begin Exercise material

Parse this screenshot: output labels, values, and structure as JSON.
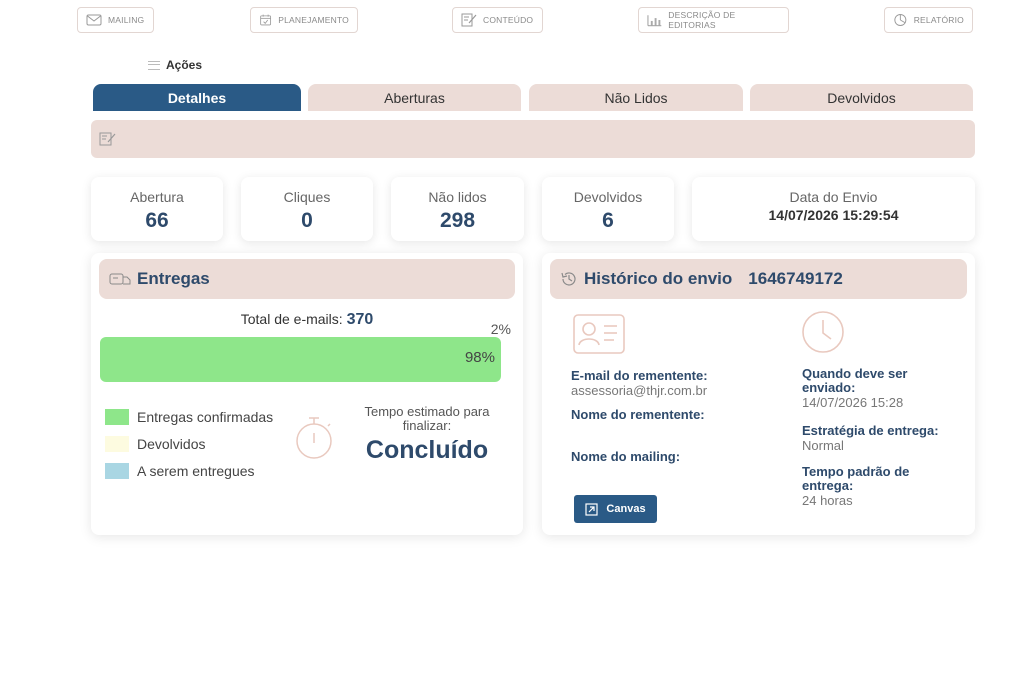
{
  "nav": [
    {
      "label": "MAILING",
      "icon": "mail-icon"
    },
    {
      "label": "PLANEJAMENTO",
      "icon": "calendar-icon"
    },
    {
      "label": "CONTEÚDO",
      "icon": "edit-icon"
    },
    {
      "label": "DESCRIÇÃO DE EDITORIAS",
      "icon": "chart-icon"
    },
    {
      "label": "RELATÓRIO",
      "icon": "pie-chart-icon"
    }
  ],
  "actions_label": "Ações",
  "tabs": [
    {
      "label": "Detalhes",
      "active": true
    },
    {
      "label": "Aberturas",
      "active": false
    },
    {
      "label": "Não Lidos",
      "active": false
    },
    {
      "label": "Devolvidos",
      "active": false
    }
  ],
  "stats": {
    "abertura": {
      "label": "Abertura",
      "value": "66"
    },
    "cliques": {
      "label": "Cliques",
      "value": "0"
    },
    "nao_lidos": {
      "label": "Não lidos",
      "value": "298"
    },
    "devolvidos": {
      "label": "Devolvidos",
      "value": "6"
    },
    "data_envio": {
      "label": "Data do Envio",
      "value": "14/07/2026 15:29:54"
    }
  },
  "entregas": {
    "title": "Entregas",
    "total_label": "Total de e-mails:",
    "total_value": "370",
    "remaining_pct_label": "2%",
    "delivered_pct_label": "98%",
    "delivered_fraction": 0.98,
    "legend": [
      {
        "label": "Entregas confirmadas",
        "color": "#8ee68a"
      },
      {
        "label": "Devolvidos",
        "color": "#fdfbe0"
      },
      {
        "label": "A serem entregues",
        "color": "#a9d6e3"
      }
    ],
    "tempo_label": "Tempo estimado para finalizar:",
    "tempo_value": "Concluído"
  },
  "historico": {
    "title": "Histórico do envio",
    "id": "1646749172",
    "email_label": "E-mail do rementente:",
    "email_value": "assessoria@thjr.com.br",
    "nome_rem_label": "Nome do rementente:",
    "nome_mailing_label": "Nome do mailing:",
    "canvas_label": "Canvas",
    "quando_label": "Quando deve ser enviado:",
    "quando_value": "14/07/2026 15:28",
    "estrategia_label": "Estratégia de entrega:",
    "estrategia_value": "Normal",
    "tempo_padrao_label": "Tempo padrão de entrega:",
    "tempo_padrao_value": "24 horas"
  },
  "colors": {
    "primary": "#2a5a86",
    "accent_bg": "#ecdcd7",
    "success": "#8ee68a"
  }
}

end Exercise material

• [Task requirements]:
All the records need to be repeated exactly, with the images dropped.

• [Output of the exercise]:
Parse this screenshot: output labels, values, and structure as JSON.
{
  "nav": [
    {
      "label": "MAILING",
      "icon": "mail-icon"
    },
    {
      "label": "PLANEJAMENTO",
      "icon": "calendar-icon"
    },
    {
      "label": "CONTEÚDO",
      "icon": "edit-icon"
    },
    {
      "label": "DESCRIÇÃO DE EDITORIAS",
      "icon": "chart-icon"
    },
    {
      "label": "RELATÓRIO",
      "icon": "pie-chart-icon"
    }
  ],
  "actions_label": "Ações",
  "tabs": [
    {
      "label": "Detalhes",
      "active": true
    },
    {
      "label": "Aberturas",
      "active": false
    },
    {
      "label": "Não Lidos",
      "active": false
    },
    {
      "label": "Devolvidos",
      "active": false
    }
  ],
  "stats": {
    "abertura": {
      "label": "Abertura",
      "value": "66"
    },
    "cliques": {
      "label": "Cliques",
      "value": "0"
    },
    "nao_lidos": {
      "label": "Não lidos",
      "value": "298"
    },
    "devolvidos": {
      "label": "Devolvidos",
      "value": "6"
    },
    "data_envio": {
      "label": "Data do Envio",
      "value": "14/07/2026 15:29:54"
    }
  },
  "entregas": {
    "title": "Entregas",
    "total_label": "Total de e-mails:",
    "total_value": "370",
    "remaining_pct_label": "2%",
    "delivered_pct_label": "98%",
    "delivered_fraction": 0.98,
    "legend": [
      {
        "label": "Entregas confirmadas",
        "color": "#8ee68a"
      },
      {
        "label": "Devolvidos",
        "color": "#fdfbe0"
      },
      {
        "label": "A serem entregues",
        "color": "#a9d6e3"
      }
    ],
    "tempo_label": "Tempo estimado para finalizar:",
    "tempo_value": "Concluído"
  },
  "historico": {
    "title": "Histórico do envio",
    "id": "1646749172",
    "email_label": "E-mail do rementente:",
    "email_value": "assessoria@thjr.com.br",
    "nome_rem_label": "Nome do rementente:",
    "nome_mailing_label": "Nome do mailing:",
    "canvas_label": "Canvas",
    "quando_label": "Quando deve ser enviado:",
    "quando_value": "14/07/2026 15:28",
    "estrategia_label": "Estratégia de entrega:",
    "estrategia_value": "Normal",
    "tempo_padrao_label": "Tempo padrão de entrega:",
    "tempo_padrao_value": "24 horas"
  },
  "colors": {
    "primary": "#2a5a86",
    "accent_bg": "#ecdcd7",
    "success": "#8ee68a"
  }
}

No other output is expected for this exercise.